__OBJECTIVE__
Count only the lines of the records that hold "后勤保障", then give the number without any other words.

Dataset entries:
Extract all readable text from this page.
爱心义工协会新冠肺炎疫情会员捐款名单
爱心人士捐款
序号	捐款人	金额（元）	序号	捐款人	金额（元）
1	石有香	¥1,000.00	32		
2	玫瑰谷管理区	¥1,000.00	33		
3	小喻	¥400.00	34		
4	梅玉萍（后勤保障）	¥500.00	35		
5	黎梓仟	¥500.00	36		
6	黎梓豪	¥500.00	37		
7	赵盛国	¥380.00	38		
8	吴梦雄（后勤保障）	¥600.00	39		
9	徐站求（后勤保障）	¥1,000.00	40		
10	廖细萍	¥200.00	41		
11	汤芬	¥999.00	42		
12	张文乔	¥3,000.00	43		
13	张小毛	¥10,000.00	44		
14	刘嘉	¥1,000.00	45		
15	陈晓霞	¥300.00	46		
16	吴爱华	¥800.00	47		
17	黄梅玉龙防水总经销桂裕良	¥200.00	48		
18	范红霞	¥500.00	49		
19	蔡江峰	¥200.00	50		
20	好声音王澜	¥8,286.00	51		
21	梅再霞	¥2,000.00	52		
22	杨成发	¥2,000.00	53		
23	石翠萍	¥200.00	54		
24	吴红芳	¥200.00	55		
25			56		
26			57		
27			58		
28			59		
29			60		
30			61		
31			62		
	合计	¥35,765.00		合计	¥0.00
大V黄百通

__ANSWER TO THE TASK__
3